-- Begin --

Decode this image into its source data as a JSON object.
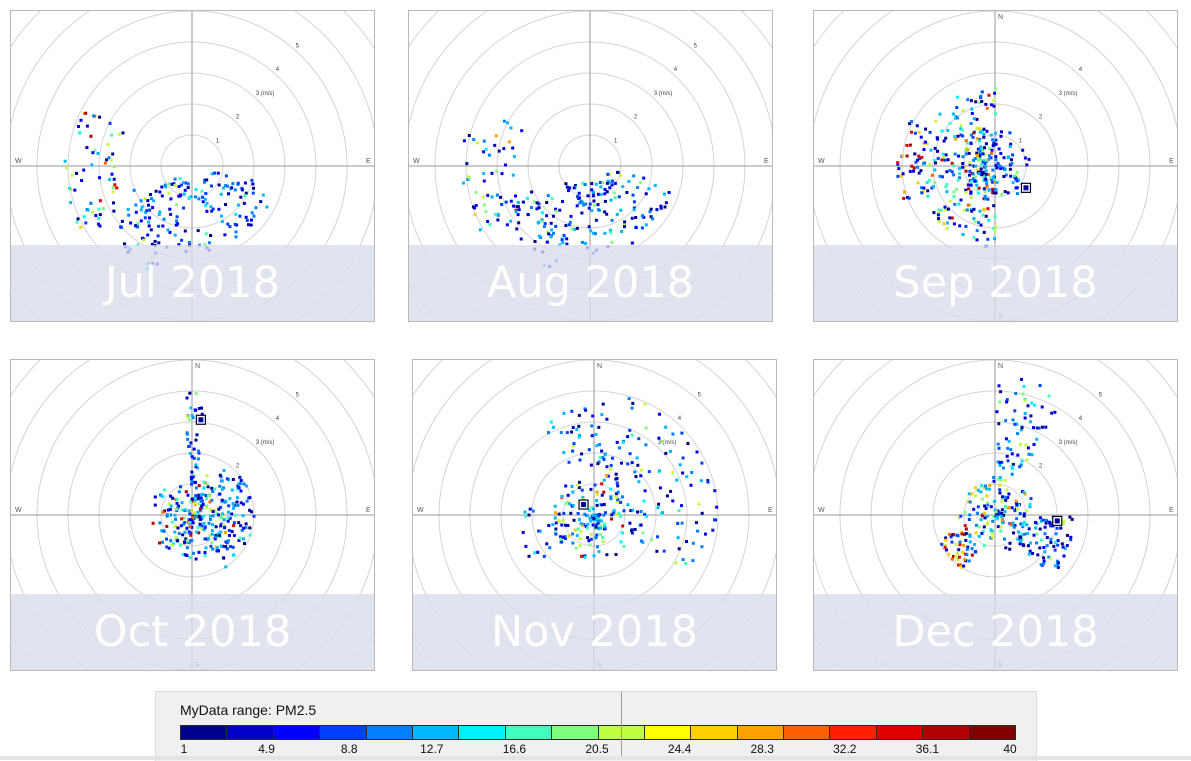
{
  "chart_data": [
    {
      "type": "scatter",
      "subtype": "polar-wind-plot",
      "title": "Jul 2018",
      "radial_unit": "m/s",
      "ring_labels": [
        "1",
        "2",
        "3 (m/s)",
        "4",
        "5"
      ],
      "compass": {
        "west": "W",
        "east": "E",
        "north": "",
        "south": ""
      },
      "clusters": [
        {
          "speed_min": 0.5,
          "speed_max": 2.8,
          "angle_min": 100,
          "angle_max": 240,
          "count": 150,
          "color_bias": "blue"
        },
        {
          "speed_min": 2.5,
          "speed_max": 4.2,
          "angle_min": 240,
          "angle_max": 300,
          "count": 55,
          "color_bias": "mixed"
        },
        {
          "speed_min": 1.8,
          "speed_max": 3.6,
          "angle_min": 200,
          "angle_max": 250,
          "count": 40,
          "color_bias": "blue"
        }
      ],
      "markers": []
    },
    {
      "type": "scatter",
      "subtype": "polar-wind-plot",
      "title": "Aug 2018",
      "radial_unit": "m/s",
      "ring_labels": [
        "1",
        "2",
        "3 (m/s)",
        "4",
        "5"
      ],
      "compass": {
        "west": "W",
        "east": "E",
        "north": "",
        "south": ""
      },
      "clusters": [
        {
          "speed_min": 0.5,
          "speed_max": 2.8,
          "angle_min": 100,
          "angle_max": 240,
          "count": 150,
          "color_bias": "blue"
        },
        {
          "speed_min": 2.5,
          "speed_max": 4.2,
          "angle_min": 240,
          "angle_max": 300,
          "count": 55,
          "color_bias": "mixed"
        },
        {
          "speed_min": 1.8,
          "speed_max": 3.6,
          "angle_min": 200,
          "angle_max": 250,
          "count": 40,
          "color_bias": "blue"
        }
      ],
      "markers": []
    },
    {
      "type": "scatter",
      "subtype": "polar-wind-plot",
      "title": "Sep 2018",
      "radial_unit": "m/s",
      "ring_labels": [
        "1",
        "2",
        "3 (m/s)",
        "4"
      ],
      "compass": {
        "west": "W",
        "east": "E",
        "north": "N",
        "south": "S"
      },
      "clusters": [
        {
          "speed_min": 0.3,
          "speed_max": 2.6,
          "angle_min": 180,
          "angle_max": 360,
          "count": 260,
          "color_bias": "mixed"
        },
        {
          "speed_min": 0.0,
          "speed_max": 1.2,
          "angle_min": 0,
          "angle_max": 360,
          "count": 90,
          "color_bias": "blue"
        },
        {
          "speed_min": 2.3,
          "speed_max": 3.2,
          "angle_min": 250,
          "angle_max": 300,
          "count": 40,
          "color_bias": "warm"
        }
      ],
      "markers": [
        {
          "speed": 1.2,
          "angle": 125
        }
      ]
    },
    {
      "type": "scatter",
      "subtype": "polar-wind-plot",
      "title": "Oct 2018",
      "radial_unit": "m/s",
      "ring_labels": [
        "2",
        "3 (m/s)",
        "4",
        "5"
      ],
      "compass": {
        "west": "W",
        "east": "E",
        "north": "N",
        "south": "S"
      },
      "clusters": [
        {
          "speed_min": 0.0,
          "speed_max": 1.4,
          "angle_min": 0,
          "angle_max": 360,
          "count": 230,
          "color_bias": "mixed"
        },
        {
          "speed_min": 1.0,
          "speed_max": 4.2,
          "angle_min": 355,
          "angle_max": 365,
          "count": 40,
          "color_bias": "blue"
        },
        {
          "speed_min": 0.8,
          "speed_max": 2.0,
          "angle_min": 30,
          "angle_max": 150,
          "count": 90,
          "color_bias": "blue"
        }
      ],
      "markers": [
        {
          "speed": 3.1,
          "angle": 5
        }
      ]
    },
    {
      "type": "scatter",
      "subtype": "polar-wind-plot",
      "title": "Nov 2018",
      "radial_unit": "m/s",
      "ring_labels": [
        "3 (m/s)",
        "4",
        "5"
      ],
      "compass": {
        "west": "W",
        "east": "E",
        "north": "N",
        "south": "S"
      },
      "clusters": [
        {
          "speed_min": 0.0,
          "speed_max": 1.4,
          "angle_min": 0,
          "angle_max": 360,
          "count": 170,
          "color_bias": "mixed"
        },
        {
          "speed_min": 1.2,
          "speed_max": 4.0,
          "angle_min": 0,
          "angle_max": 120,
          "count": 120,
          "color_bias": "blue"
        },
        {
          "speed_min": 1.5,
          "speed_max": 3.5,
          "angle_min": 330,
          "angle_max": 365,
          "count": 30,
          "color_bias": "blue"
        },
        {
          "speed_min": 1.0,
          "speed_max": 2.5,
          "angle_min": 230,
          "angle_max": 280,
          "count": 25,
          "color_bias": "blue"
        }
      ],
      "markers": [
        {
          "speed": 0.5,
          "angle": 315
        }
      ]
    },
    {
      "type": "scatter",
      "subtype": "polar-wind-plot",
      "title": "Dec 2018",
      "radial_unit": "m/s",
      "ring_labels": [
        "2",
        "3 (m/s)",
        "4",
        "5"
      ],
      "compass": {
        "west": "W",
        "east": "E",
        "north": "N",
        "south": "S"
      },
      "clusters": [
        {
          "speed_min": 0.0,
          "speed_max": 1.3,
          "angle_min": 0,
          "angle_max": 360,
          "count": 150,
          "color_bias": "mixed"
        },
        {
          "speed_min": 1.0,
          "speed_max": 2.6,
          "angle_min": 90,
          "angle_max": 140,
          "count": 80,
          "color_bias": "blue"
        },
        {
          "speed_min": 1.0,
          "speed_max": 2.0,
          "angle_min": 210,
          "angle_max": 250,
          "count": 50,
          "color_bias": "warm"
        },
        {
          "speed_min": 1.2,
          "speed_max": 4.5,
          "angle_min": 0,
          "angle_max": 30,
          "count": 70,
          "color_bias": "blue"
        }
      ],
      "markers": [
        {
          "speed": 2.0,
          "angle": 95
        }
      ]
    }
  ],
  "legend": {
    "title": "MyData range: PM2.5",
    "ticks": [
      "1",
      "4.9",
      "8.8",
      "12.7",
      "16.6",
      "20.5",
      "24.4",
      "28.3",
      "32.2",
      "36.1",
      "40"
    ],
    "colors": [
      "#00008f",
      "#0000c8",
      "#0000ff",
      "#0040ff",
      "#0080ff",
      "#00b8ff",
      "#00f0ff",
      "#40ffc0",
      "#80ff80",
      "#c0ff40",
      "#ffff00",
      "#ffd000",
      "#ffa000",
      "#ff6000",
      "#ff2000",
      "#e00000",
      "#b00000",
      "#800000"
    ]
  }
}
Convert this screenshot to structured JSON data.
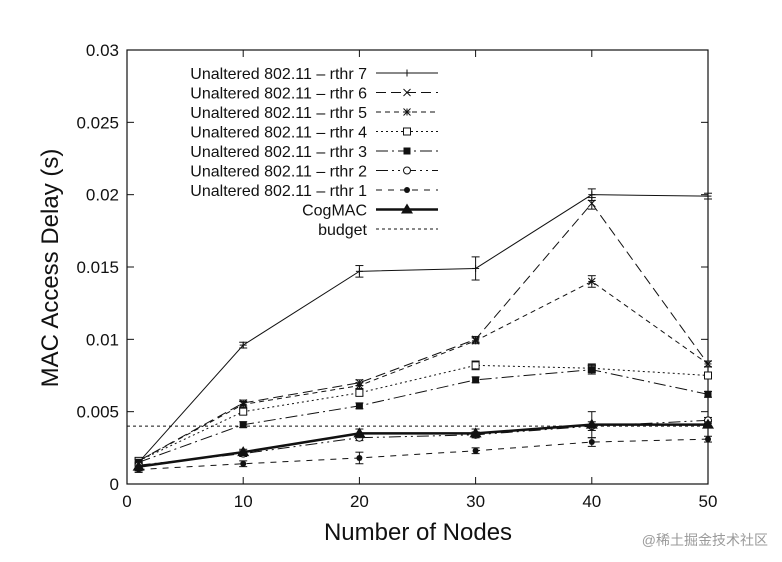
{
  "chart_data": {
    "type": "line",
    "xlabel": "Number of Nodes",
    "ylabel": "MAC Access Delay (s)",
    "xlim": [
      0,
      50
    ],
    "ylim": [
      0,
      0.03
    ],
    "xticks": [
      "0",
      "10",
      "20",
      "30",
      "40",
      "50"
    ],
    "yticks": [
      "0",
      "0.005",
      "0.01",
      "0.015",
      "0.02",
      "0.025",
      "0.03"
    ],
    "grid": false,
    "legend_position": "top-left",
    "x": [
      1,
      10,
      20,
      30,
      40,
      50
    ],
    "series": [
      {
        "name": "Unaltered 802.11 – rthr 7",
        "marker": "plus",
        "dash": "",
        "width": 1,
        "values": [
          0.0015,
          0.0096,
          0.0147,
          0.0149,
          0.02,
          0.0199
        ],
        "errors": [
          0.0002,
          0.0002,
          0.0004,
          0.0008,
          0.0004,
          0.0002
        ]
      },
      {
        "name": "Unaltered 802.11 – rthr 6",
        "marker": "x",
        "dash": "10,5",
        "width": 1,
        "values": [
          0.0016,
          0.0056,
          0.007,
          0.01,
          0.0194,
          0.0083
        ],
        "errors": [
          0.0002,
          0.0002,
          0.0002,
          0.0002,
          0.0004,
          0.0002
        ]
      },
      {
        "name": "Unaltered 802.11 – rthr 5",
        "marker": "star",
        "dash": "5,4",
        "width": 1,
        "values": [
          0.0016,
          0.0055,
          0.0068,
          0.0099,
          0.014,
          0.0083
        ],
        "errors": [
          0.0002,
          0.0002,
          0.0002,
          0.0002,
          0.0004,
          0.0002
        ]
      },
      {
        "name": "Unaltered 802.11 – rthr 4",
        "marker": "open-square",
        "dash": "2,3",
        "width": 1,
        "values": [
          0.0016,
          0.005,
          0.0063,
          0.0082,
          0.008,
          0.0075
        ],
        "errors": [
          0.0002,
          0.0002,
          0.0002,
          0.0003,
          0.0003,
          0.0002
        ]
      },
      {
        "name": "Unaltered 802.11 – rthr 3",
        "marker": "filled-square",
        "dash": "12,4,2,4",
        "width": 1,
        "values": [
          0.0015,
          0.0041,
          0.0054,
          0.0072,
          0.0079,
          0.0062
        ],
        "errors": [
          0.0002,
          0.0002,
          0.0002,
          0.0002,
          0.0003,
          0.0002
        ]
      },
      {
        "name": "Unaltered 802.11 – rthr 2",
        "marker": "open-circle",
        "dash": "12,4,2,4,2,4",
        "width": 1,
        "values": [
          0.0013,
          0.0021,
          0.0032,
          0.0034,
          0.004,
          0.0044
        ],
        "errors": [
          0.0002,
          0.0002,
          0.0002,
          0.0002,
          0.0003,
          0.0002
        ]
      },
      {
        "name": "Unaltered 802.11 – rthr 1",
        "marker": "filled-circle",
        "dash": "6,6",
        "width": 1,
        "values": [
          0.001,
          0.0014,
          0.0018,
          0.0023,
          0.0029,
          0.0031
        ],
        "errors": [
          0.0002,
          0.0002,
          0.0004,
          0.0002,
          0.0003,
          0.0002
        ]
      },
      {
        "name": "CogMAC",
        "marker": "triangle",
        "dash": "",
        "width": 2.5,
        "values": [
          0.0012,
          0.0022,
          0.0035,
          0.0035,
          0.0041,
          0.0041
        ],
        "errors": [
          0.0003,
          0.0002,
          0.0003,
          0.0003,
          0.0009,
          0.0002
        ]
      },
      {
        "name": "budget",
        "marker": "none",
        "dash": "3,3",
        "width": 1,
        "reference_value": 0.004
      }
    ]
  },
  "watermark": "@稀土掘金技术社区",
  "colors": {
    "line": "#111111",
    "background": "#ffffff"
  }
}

-- End --

Problem requirements: Check the data for the word "name" and pull out the lines that have it.

Expected answer:
        "name": "Unaltered 802.11 – rthr 7",
        "name": "Unaltered 802.11 – rthr 6",
        "name": "Unaltered 802.11 – rthr 5",
        "name": "Unaltered 802.11 – rthr 4",
        "name": "Unaltered 802.11 – rthr 3",
        "name": "Unaltered 802.11 – rthr 2",
        "name": "Unaltered 802.11 – rthr 1",
        "name": "CogMAC",
        "name": "budget",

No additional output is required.